§ **What you will do**
Arrange as a numbered list the lines from the start of the records below through the line containing "x-axis-label: 2018 — [546, 971, 591, 993]", both included, leaving out any blank lines.

§ **Raw data**
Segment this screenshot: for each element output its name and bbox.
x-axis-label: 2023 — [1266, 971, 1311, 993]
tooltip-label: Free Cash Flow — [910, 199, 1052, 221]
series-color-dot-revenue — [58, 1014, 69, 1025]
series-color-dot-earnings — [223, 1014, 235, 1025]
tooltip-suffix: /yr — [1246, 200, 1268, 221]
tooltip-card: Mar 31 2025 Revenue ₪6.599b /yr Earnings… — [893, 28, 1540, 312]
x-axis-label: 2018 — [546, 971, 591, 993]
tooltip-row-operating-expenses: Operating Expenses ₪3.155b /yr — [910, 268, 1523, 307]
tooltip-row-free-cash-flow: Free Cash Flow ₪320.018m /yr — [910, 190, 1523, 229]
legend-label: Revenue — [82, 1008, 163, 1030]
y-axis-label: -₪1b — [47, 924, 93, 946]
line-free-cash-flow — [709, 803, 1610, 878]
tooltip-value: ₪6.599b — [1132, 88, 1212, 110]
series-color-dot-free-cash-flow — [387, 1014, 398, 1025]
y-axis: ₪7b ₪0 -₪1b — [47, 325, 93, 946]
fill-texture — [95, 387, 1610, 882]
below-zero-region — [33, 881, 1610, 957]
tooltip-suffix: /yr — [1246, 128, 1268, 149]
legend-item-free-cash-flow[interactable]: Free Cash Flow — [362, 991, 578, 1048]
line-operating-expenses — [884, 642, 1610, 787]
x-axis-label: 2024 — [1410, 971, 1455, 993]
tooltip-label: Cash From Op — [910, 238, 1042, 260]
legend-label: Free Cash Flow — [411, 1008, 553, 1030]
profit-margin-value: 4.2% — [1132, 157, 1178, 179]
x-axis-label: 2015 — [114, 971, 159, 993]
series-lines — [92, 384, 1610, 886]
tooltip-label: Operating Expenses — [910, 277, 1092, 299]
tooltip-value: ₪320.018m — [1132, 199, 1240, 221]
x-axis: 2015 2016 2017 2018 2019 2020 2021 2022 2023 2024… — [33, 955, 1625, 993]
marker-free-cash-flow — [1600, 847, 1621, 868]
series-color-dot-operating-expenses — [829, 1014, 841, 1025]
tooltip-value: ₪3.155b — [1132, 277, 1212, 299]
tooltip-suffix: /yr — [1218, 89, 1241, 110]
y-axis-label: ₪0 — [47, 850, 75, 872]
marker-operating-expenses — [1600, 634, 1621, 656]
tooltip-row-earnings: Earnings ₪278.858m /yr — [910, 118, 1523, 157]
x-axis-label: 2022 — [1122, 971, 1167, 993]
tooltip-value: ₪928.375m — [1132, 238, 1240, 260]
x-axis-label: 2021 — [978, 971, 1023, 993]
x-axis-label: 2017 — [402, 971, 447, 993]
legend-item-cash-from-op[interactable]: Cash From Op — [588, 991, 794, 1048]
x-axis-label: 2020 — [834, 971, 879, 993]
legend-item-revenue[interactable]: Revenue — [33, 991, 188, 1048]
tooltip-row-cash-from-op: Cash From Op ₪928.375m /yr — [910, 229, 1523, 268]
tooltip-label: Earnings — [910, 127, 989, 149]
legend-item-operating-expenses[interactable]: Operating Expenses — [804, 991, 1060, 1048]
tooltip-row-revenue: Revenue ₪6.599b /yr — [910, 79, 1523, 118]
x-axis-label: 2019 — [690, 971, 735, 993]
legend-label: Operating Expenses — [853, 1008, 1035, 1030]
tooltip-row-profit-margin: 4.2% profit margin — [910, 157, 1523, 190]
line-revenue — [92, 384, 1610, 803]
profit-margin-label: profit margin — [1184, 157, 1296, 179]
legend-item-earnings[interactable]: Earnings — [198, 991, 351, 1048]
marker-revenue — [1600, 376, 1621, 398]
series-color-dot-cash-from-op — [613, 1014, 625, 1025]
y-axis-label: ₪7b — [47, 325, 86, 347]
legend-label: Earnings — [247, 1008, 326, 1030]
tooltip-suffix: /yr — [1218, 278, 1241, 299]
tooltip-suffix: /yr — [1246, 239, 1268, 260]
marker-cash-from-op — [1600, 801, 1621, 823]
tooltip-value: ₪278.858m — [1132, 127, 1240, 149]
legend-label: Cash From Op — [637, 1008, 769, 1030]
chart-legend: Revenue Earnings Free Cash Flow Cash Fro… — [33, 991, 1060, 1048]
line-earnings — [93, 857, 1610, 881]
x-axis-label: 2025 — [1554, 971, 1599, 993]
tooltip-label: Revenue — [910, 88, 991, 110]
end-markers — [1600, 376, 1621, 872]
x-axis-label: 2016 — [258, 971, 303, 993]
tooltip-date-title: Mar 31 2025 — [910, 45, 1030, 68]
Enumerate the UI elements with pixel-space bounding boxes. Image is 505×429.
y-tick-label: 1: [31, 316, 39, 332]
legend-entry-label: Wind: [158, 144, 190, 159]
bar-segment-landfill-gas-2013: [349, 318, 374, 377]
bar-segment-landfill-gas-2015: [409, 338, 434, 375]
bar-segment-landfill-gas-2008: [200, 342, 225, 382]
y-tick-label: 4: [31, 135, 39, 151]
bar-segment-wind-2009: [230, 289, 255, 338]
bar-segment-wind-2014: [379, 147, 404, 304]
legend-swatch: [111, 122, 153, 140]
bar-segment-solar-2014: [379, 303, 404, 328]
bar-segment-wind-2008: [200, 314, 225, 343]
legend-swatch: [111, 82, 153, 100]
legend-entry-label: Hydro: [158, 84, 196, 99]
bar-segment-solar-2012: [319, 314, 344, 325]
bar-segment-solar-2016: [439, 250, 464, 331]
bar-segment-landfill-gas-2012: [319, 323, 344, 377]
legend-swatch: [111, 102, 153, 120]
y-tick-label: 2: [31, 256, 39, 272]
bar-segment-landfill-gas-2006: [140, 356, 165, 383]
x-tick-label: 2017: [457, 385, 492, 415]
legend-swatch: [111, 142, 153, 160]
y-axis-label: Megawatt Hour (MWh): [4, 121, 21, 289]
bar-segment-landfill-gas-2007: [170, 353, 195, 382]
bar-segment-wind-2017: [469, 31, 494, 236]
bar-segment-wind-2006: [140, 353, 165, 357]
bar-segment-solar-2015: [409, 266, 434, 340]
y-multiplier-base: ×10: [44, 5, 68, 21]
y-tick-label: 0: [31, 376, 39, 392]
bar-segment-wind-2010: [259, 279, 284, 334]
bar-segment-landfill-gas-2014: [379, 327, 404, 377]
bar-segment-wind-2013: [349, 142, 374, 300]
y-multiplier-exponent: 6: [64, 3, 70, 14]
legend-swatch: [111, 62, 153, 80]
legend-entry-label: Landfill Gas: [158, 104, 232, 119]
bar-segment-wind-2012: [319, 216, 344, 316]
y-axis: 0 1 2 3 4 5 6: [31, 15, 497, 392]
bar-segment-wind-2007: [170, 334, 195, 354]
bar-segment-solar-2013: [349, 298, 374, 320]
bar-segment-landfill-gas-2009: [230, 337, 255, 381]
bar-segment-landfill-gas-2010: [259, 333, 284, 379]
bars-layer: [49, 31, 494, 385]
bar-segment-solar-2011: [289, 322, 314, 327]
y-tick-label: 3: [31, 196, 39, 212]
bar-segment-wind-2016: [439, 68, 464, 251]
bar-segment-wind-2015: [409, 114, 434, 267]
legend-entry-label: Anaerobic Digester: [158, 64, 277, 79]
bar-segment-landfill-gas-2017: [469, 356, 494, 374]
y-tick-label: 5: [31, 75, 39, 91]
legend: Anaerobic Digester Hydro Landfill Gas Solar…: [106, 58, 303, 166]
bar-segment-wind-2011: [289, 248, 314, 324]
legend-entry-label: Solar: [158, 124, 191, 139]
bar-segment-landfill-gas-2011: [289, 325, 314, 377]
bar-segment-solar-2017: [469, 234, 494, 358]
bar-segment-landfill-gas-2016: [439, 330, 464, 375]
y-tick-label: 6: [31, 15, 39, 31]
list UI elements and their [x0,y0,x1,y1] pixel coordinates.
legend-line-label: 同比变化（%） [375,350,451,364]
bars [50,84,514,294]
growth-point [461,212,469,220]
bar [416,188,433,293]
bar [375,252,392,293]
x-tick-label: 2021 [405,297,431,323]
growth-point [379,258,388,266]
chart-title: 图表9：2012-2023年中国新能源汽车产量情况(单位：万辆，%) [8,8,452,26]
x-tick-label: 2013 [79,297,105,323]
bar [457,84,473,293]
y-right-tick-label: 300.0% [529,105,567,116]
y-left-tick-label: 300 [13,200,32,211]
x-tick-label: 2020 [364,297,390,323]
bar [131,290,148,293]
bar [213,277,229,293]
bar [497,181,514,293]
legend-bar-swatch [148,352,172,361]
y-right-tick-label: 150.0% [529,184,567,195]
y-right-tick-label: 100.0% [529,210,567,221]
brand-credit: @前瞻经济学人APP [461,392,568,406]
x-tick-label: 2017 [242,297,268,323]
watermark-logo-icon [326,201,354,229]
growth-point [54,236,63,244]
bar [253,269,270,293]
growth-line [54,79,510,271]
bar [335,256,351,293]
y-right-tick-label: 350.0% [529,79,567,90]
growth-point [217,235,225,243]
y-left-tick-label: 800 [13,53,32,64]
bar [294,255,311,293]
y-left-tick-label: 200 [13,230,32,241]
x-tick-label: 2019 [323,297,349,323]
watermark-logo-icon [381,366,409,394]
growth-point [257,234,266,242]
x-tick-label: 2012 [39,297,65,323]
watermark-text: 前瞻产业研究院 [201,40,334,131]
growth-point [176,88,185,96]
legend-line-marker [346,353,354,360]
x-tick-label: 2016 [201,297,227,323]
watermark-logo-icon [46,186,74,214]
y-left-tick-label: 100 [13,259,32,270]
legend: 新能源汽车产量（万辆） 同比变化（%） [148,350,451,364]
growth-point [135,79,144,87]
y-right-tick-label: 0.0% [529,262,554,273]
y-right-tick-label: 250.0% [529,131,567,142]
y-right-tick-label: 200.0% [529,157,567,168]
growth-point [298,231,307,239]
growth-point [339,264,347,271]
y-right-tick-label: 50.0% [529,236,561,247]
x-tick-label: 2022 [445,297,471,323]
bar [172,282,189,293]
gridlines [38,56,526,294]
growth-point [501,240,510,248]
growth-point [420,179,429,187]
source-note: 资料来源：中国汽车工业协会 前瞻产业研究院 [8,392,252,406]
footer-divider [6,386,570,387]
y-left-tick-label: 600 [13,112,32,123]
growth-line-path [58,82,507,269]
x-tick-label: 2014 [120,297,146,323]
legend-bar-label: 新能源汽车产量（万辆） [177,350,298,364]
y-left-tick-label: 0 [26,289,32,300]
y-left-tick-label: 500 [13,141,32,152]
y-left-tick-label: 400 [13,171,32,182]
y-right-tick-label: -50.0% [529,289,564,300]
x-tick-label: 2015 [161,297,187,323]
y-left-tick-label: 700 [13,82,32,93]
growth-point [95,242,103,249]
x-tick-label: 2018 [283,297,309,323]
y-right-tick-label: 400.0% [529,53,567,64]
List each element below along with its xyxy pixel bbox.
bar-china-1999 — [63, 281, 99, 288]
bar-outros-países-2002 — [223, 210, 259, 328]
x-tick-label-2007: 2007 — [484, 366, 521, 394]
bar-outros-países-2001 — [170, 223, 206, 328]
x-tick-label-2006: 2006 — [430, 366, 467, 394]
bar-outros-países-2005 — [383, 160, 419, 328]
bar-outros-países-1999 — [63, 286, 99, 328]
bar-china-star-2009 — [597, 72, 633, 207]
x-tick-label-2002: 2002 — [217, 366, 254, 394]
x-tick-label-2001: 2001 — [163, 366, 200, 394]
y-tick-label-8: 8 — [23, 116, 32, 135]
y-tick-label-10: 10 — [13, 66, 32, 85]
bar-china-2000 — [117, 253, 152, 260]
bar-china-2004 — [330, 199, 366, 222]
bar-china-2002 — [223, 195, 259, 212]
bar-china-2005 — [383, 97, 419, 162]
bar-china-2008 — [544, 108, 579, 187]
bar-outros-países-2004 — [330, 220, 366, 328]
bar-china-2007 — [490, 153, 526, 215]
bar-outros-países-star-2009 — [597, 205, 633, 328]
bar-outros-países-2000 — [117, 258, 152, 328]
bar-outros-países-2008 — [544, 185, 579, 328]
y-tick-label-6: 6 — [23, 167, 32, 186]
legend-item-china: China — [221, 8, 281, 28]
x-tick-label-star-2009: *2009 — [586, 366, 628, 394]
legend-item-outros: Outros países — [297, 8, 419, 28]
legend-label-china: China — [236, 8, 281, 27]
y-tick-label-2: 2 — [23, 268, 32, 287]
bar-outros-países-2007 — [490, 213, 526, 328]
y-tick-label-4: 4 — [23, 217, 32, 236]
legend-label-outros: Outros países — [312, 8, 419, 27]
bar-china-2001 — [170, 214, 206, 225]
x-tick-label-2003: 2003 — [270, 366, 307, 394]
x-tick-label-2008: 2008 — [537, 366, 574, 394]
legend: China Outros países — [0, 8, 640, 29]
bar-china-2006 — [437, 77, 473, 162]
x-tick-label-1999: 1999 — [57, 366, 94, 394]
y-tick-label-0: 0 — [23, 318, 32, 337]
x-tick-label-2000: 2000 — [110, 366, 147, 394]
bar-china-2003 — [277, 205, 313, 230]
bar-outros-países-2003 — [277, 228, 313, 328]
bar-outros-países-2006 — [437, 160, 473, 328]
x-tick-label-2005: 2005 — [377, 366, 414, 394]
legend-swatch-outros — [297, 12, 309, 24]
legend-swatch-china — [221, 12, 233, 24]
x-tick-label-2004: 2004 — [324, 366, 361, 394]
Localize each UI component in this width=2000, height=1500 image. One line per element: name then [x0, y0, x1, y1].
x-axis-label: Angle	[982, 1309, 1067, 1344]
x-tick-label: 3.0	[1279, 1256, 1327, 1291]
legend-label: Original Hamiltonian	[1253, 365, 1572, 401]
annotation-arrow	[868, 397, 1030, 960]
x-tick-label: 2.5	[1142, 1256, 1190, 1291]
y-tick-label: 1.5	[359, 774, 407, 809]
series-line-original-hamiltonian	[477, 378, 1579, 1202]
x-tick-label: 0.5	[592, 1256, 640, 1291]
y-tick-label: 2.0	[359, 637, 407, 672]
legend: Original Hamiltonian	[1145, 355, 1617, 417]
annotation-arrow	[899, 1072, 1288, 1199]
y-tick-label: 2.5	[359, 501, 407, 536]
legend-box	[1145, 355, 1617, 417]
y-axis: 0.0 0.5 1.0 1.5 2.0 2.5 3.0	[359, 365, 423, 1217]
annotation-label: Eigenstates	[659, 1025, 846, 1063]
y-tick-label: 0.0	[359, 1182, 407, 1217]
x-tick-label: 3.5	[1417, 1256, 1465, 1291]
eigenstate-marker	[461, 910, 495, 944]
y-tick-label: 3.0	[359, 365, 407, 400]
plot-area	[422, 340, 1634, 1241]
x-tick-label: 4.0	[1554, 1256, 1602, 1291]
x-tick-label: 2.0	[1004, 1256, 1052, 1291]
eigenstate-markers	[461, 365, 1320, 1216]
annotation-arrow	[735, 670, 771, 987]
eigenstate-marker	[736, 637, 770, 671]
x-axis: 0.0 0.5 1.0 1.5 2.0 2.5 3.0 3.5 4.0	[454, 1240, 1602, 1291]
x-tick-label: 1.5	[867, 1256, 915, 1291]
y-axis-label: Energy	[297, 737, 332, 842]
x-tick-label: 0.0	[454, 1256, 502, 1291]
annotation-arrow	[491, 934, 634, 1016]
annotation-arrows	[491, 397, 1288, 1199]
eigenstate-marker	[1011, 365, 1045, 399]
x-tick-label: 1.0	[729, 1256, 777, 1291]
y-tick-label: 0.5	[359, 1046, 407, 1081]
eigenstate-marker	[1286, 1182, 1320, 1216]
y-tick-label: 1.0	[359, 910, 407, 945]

§ **Answer to the task**
1. Segment this screenshot: for each element output its name and bbox.
2. x-axis-label: 2023 — [1266, 971, 1311, 993]
3. tooltip-label: Free Cash Flow — [910, 199, 1052, 221]
4. series-color-dot-revenue — [58, 1014, 69, 1025]
5. series-color-dot-earnings — [223, 1014, 235, 1025]
6. tooltip-suffix: /yr — [1246, 200, 1268, 221]
7. tooltip-card: Mar 31 2025 Revenue ₪6.599b /yr Earnings… — [893, 28, 1540, 312]
8. x-axis-label: 2018 — [546, 971, 591, 993]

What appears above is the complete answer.